## What you are asked to do
Write out the whole listing word for word.

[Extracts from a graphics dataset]
— Start —

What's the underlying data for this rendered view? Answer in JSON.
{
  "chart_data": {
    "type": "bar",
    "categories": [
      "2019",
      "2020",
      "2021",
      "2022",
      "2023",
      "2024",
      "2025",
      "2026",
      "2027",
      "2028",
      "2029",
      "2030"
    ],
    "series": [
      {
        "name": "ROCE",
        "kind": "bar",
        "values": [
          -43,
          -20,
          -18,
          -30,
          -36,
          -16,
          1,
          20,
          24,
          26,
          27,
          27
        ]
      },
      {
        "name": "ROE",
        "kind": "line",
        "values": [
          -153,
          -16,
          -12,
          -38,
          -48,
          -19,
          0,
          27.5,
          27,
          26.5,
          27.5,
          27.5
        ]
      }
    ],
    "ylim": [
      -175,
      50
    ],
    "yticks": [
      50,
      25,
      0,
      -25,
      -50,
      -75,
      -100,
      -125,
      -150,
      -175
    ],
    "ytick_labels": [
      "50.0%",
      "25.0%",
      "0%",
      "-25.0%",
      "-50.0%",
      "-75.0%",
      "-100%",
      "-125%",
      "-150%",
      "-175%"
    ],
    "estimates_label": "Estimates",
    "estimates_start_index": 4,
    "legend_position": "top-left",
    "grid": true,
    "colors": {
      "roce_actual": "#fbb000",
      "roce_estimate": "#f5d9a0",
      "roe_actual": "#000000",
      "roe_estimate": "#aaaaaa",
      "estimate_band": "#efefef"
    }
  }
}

— End —

## Written answer
What's the underlying data for this rendered view? Answer in JSON.
{
  "chart_data": {
    "type": "bar",
    "categories": [
      "2019",
      "2020",
      "2021",
      "2022",
      "2023",
      "2024",
      "2025",
      "2026",
      "2027",
      "2028",
      "2029",
      "2030"
    ],
    "series": [
      {
        "name": "ROCE",
        "kind": "bar",
        "values": [
          -43,
          -20,
          -18,
          -30,
          -36,
          -16,
          1,
          20,
          24,
          26,
          27,
          27
        ]
      },
      {
        "name": "ROE",
        "kind": "line",
        "values": [
          -153,
          -16,
          -12,
          -38,
          -48,
          -19,
          0,
          27.5,
          27,
          26.5,
          27.5,
          27.5
        ]
      }
    ],
    "ylim": [
      -175,
      50
    ],
    "yticks": [
      50,
      25,
      0,
      -25,
      -50,
      -75,
      -100,
      -125,
      -150,
      -175
    ],
    "ytick_labels": [
      "50.0%",
      "25.0%",
      "0%",
      "-25.0%",
      "-50.0%",
      "-75.0%",
      "-100%",
      "-125%",
      "-150%",
      "-175%"
    ],
    "estimates_label": "Estimates",
    "estimates_start_index": 4,
    "legend_position": "top-left",
    "grid": true,
    "colors": {
      "roce_actual": "#fbb000",
      "roce_estimate": "#f5d9a0",
      "roe_actual": "#000000",
      "roe_estimate": "#aaaaaa",
      "estimate_band": "#efefef"
    }
  }
}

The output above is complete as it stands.